__Objective__. Copy every line of the records below that holds the word "ylabel".

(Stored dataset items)
⟨

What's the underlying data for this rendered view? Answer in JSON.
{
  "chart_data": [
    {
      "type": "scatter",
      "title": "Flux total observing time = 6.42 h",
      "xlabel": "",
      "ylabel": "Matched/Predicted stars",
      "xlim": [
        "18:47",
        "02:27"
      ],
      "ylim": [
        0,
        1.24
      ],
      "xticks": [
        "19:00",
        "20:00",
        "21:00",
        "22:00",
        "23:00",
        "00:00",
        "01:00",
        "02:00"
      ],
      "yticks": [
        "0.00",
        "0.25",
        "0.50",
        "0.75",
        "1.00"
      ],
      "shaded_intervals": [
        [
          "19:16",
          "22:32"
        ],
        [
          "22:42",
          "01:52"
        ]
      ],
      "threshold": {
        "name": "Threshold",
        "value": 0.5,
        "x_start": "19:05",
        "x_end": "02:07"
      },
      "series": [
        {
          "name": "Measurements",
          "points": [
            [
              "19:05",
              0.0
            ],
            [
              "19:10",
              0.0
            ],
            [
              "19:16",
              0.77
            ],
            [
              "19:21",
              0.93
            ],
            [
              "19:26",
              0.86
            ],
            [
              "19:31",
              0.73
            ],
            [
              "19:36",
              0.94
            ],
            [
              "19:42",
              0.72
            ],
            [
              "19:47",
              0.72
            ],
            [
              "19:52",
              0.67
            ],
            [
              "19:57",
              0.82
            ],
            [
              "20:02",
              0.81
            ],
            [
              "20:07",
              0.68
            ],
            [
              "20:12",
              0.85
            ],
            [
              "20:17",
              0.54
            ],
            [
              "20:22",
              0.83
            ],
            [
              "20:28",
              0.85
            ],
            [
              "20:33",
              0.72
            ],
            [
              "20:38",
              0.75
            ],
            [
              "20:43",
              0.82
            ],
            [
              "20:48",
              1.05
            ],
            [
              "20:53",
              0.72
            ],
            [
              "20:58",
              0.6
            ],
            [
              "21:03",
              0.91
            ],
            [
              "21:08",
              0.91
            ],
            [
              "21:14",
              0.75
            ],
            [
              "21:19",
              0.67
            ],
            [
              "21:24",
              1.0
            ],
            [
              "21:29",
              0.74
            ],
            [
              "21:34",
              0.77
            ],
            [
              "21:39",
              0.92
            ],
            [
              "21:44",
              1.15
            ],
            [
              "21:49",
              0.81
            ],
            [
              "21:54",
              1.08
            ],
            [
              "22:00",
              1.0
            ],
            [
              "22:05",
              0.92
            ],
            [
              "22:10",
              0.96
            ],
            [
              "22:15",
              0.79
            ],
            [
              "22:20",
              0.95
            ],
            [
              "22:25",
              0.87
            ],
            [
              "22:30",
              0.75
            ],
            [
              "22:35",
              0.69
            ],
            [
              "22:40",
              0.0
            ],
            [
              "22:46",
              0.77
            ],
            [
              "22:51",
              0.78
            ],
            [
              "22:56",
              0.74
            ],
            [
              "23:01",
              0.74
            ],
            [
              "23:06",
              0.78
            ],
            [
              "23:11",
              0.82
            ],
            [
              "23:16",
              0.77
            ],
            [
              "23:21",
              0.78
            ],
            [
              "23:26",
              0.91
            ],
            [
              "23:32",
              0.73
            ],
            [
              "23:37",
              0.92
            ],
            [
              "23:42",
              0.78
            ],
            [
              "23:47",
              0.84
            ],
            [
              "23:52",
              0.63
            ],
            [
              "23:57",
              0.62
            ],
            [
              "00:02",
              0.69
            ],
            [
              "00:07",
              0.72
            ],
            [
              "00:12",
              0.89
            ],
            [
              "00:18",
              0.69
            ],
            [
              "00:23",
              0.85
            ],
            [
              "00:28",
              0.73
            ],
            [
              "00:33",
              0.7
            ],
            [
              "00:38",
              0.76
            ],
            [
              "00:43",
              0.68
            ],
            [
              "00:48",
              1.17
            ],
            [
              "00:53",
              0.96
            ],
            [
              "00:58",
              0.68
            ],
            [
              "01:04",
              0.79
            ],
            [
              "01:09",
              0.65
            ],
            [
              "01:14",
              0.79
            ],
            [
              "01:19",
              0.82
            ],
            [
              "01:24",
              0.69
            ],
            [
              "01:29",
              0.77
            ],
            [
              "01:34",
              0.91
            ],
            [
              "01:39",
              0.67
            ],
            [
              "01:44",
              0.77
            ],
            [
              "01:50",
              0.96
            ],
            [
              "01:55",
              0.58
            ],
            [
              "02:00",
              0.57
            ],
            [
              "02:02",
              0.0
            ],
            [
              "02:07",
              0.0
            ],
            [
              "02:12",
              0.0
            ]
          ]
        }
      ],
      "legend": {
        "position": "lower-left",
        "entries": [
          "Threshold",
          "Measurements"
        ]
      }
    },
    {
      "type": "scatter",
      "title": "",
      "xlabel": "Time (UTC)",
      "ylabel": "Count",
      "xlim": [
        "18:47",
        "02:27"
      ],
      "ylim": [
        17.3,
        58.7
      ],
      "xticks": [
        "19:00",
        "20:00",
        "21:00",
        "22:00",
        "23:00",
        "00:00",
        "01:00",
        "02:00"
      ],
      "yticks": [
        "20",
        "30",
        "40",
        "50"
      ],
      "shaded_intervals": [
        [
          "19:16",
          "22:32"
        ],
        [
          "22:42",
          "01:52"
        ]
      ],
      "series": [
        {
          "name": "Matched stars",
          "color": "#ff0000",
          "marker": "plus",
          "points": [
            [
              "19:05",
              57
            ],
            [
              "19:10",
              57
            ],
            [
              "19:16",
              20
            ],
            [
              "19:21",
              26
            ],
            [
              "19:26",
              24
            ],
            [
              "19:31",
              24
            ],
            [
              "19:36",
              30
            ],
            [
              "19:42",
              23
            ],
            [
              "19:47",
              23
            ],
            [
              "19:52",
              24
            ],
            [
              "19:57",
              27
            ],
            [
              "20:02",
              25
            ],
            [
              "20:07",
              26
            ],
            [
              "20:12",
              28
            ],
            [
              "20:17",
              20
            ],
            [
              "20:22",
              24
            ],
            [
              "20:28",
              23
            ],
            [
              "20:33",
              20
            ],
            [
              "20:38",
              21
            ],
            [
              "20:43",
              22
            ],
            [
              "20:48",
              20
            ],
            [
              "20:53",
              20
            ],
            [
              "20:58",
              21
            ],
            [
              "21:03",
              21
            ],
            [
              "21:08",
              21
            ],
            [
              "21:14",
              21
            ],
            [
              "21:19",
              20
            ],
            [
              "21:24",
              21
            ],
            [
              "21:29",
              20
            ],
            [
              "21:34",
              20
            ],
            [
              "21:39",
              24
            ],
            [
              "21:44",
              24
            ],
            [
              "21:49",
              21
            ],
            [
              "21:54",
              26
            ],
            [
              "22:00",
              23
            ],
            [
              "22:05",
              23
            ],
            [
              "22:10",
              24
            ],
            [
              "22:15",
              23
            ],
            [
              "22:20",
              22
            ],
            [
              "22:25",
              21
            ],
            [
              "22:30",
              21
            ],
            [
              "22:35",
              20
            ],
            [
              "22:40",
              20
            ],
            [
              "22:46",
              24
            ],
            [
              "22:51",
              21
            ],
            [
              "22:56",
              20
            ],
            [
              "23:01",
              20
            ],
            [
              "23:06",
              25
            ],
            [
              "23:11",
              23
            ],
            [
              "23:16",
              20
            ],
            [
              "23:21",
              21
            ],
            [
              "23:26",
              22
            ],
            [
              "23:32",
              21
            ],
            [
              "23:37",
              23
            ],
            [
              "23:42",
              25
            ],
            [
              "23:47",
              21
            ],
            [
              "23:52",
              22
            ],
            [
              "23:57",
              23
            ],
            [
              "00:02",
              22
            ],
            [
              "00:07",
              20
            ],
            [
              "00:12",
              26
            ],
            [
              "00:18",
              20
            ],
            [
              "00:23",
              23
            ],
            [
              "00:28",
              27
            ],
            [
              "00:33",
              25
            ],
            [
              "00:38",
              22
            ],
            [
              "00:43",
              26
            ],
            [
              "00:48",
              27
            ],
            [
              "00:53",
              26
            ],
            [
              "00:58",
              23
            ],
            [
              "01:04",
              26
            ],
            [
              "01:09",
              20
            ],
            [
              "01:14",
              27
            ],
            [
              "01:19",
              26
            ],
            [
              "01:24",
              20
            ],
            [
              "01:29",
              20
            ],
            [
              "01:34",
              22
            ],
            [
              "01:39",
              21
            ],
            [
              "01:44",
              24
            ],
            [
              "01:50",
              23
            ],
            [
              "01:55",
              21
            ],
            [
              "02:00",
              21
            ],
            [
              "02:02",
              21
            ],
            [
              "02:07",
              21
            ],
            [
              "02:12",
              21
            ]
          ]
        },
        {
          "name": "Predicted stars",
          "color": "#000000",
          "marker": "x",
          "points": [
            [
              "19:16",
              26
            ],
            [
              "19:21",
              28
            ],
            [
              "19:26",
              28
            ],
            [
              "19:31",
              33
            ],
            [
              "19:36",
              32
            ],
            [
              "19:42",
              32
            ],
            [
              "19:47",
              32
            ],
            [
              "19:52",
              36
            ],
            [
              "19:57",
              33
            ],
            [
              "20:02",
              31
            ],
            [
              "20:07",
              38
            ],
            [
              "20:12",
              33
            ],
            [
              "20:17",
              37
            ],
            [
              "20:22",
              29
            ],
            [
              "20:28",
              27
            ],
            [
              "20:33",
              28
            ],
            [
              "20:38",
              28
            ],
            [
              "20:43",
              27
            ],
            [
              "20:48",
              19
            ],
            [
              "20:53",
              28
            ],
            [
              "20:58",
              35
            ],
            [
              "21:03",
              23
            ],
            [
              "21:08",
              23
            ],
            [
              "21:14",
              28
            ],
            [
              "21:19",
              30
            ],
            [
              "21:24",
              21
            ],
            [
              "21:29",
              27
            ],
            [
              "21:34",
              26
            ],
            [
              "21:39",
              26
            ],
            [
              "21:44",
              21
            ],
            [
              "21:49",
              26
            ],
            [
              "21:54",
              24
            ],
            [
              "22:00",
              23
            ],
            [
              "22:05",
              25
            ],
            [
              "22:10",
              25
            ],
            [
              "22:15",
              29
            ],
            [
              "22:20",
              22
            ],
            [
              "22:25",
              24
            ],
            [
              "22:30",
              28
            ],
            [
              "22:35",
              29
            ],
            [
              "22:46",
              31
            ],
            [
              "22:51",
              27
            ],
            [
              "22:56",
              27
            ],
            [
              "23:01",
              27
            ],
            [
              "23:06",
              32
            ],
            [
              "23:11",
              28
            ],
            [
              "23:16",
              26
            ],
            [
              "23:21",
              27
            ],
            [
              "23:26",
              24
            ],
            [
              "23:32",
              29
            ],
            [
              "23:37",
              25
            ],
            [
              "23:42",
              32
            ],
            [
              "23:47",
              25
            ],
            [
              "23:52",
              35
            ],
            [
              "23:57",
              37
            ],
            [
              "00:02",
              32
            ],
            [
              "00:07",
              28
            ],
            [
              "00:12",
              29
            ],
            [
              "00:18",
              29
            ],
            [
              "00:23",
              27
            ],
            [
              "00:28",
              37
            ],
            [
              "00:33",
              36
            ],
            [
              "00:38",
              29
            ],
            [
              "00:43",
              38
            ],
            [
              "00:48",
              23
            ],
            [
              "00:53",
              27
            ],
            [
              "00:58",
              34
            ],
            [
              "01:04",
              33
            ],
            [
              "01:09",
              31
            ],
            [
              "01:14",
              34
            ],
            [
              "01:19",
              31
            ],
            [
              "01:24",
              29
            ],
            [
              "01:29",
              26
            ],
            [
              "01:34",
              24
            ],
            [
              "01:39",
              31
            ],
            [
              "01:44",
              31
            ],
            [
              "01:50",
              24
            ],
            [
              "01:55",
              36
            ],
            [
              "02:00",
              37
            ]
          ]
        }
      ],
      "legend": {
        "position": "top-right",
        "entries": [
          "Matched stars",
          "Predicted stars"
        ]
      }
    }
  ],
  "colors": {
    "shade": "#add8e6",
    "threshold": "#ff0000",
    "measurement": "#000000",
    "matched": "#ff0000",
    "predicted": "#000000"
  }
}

⟩

__Full output__.
      "ylabel": "Matched/Predicted stars",
      "ylabel": "Count",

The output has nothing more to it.